** TASK INSTRUCTIONS **
Work out how many lines of the records contain "الأمر". Answer with the number and nothing else.

**** MATERIAL TO PROCESS ****

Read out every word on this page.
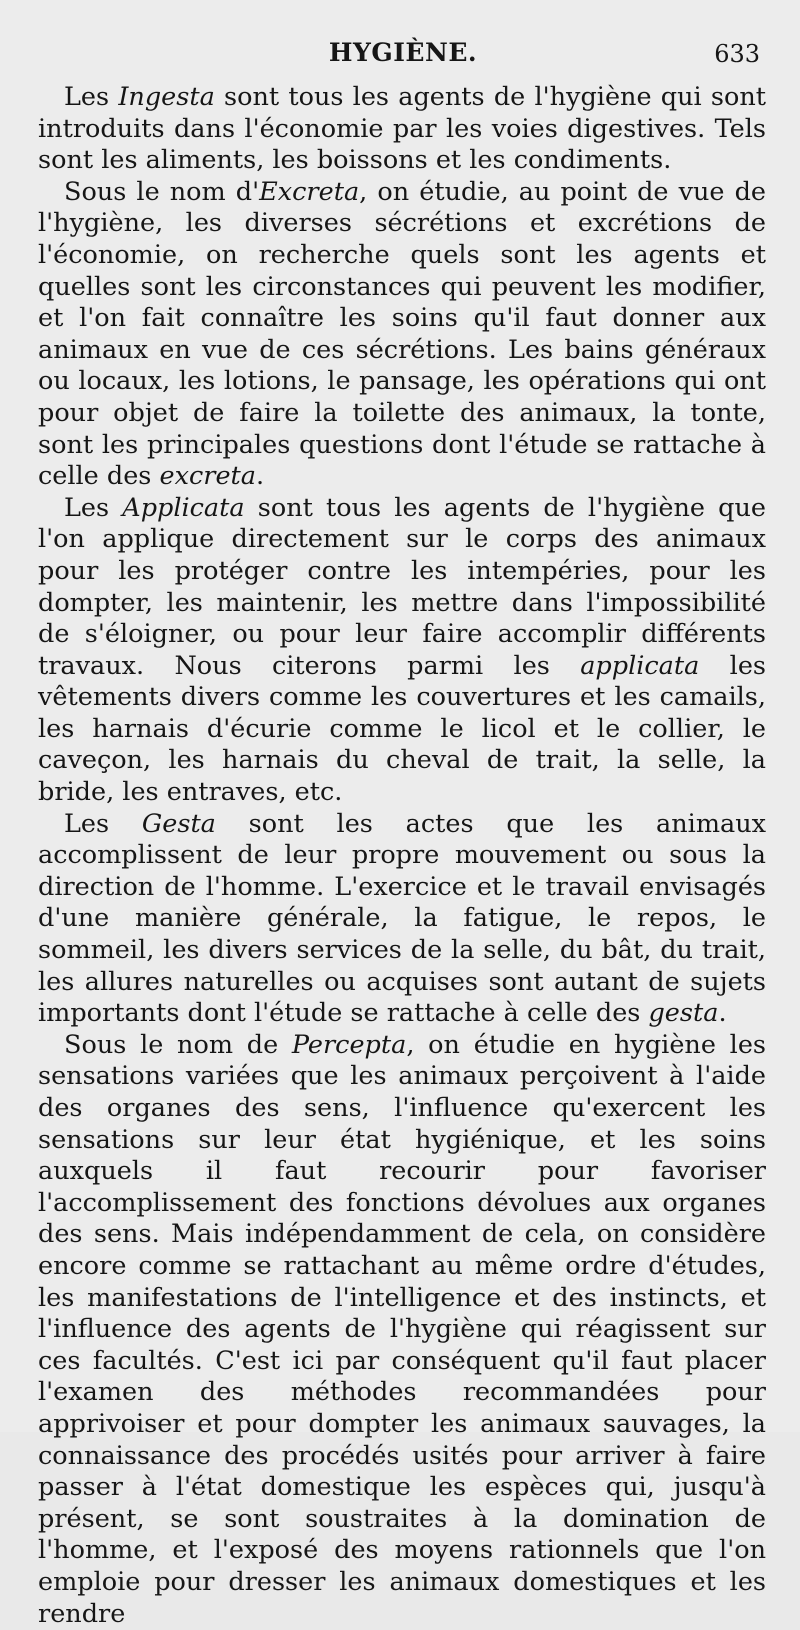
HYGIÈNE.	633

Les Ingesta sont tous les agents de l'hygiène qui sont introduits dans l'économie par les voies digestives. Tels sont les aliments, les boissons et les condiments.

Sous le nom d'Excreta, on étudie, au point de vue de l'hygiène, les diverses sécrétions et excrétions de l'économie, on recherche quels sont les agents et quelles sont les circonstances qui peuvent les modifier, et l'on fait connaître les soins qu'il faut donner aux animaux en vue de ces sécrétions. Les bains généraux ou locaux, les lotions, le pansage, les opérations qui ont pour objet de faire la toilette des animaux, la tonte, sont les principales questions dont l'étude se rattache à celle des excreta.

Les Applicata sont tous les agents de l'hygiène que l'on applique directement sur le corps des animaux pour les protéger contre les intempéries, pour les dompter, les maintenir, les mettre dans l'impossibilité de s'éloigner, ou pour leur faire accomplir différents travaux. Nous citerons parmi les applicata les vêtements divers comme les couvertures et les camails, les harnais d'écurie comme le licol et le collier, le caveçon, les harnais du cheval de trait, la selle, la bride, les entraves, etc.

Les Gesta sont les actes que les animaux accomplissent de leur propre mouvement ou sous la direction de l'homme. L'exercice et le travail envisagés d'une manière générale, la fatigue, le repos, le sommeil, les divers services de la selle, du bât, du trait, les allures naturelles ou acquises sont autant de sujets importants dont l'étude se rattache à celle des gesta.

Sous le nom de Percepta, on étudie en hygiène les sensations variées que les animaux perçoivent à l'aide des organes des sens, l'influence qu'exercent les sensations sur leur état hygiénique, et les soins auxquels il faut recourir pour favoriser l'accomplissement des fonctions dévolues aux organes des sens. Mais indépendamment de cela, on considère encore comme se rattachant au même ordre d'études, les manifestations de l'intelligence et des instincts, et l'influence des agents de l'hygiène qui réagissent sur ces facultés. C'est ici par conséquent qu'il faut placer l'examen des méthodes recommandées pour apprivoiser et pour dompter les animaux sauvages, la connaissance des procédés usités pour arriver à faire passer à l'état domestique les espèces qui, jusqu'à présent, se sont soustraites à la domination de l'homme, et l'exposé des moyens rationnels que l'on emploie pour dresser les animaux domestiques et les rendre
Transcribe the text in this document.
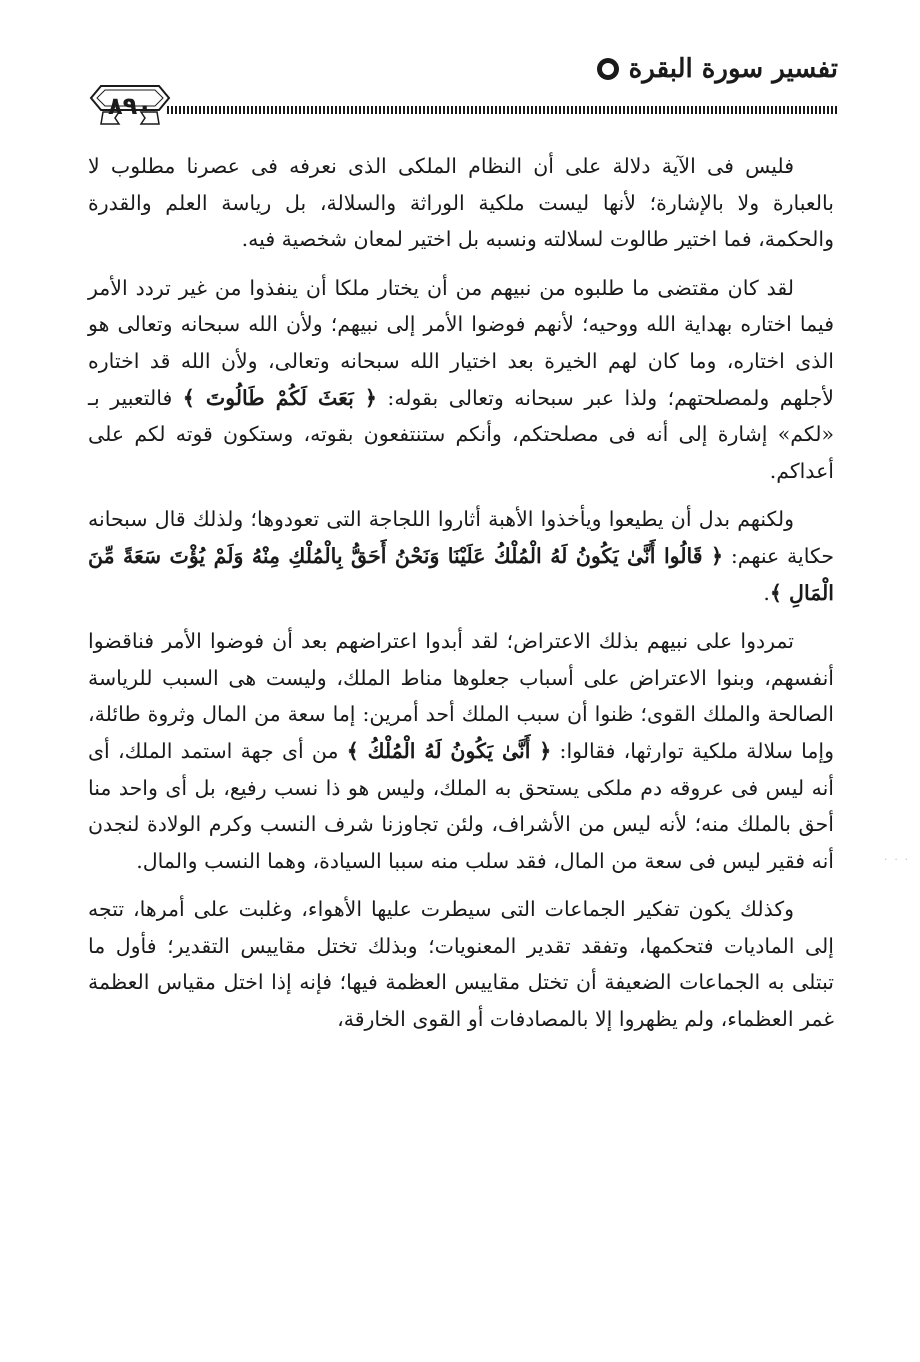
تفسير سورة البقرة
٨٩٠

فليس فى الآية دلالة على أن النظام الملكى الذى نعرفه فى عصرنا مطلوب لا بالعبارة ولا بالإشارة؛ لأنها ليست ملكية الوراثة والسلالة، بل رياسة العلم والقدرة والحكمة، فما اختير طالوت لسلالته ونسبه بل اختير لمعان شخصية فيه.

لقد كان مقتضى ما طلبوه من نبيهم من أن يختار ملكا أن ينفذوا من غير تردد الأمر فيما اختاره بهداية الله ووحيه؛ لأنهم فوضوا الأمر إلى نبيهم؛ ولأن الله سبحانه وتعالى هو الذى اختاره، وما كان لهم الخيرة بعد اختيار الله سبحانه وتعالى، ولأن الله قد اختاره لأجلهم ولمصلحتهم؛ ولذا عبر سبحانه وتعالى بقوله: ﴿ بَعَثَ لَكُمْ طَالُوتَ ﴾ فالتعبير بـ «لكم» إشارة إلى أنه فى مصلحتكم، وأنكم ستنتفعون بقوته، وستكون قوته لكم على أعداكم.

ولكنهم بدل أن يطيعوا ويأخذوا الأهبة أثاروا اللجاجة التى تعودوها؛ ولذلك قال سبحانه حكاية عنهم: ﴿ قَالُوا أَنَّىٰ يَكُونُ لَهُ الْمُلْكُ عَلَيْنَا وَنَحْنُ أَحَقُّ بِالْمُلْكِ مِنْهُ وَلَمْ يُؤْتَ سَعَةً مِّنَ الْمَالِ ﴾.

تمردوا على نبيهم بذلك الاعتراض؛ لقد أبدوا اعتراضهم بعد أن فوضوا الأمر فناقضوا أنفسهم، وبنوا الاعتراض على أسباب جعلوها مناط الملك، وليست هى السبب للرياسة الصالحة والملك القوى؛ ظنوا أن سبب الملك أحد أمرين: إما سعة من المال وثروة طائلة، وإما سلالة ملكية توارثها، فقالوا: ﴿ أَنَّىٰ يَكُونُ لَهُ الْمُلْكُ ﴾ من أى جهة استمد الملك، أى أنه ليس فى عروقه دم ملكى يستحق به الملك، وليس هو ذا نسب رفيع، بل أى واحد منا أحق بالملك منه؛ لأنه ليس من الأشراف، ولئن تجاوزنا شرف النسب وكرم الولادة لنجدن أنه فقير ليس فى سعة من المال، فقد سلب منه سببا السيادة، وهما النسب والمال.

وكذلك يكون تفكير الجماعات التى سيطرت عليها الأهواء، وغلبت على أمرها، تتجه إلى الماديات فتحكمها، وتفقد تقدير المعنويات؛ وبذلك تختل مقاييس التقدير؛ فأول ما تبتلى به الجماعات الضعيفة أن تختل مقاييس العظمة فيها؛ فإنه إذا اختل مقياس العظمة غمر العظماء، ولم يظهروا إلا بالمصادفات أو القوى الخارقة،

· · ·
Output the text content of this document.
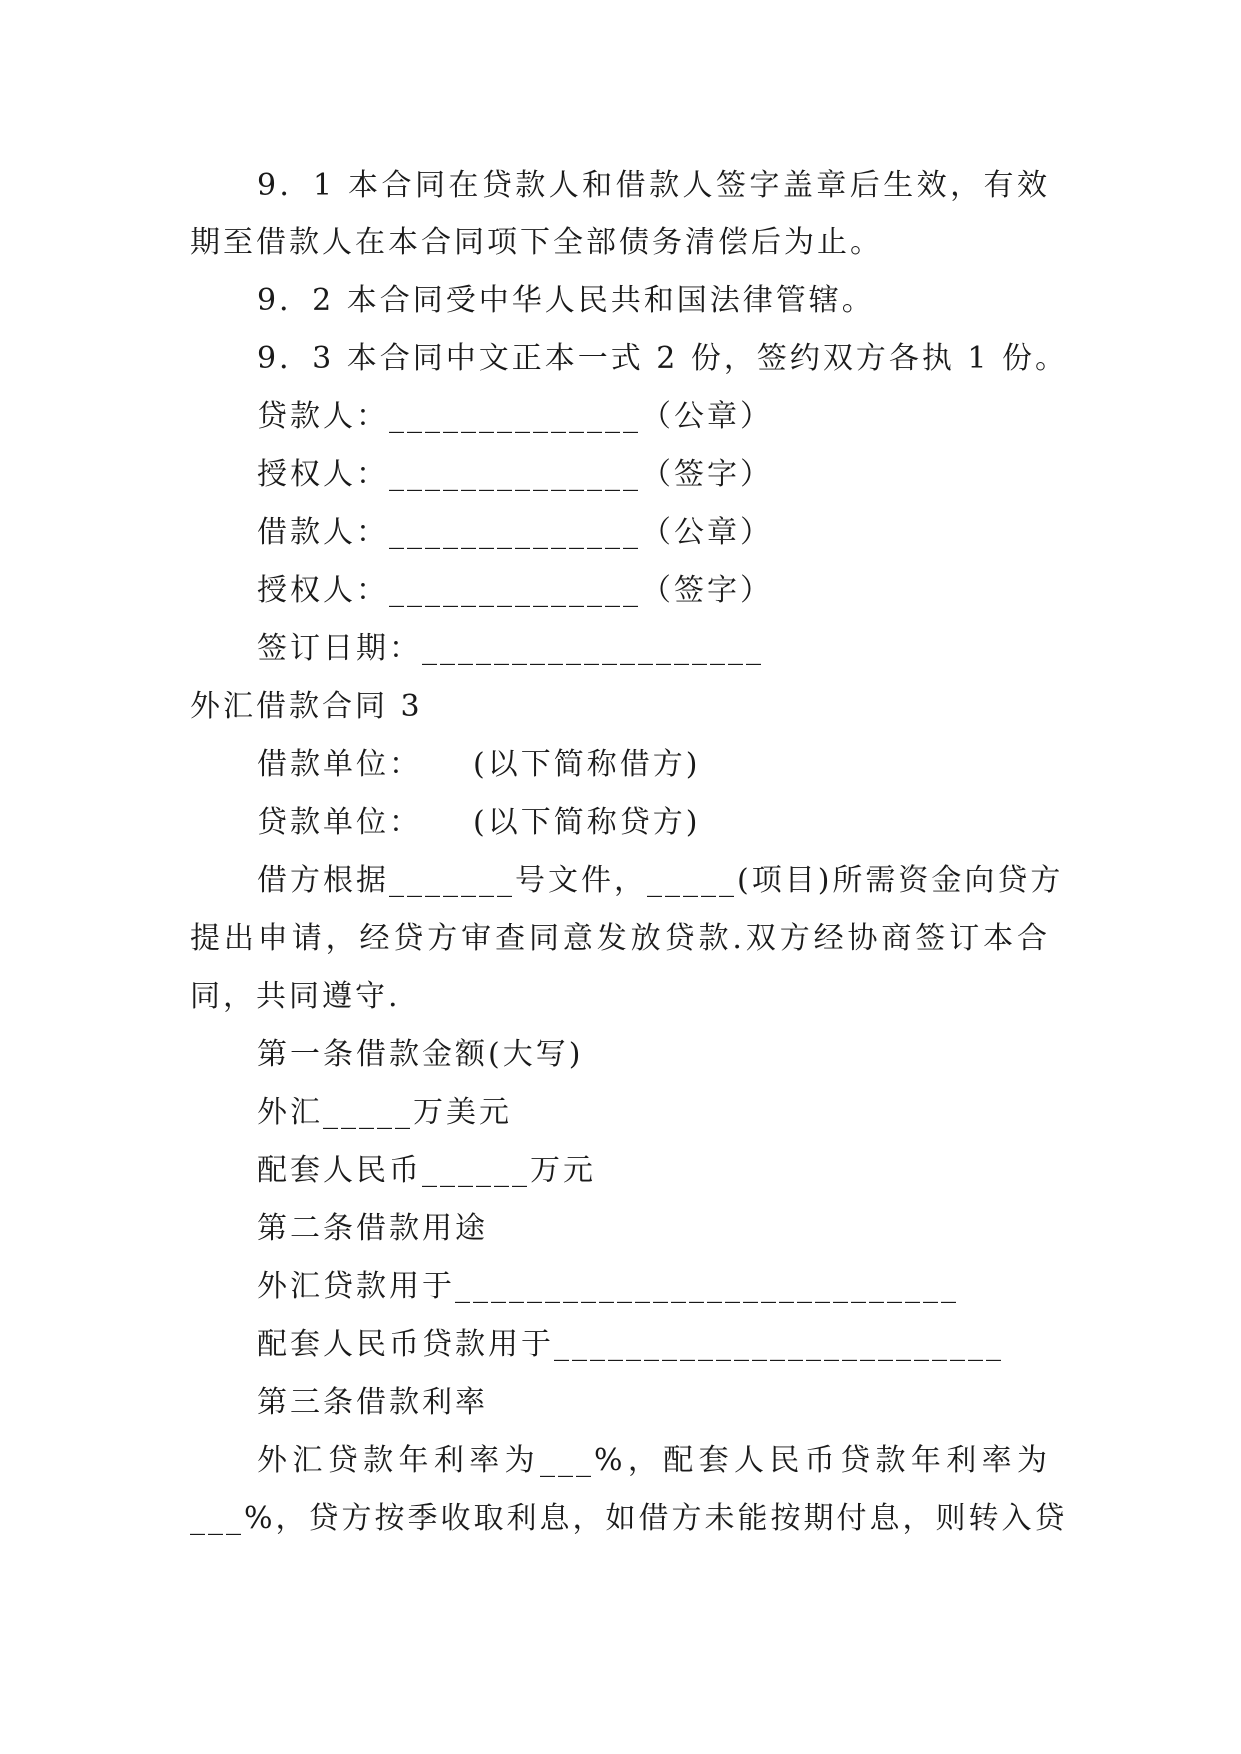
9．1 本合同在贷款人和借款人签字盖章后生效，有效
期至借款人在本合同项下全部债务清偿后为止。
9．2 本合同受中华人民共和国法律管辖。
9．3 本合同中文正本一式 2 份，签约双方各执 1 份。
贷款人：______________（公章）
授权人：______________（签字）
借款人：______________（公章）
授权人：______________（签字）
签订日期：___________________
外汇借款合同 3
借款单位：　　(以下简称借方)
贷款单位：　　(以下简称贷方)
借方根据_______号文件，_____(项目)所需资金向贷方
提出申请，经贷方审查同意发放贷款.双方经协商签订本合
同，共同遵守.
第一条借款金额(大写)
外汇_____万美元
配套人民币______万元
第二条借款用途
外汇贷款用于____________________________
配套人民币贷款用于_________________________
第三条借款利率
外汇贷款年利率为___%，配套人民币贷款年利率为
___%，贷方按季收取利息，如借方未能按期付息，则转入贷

****

** FULL OUTPUT **
2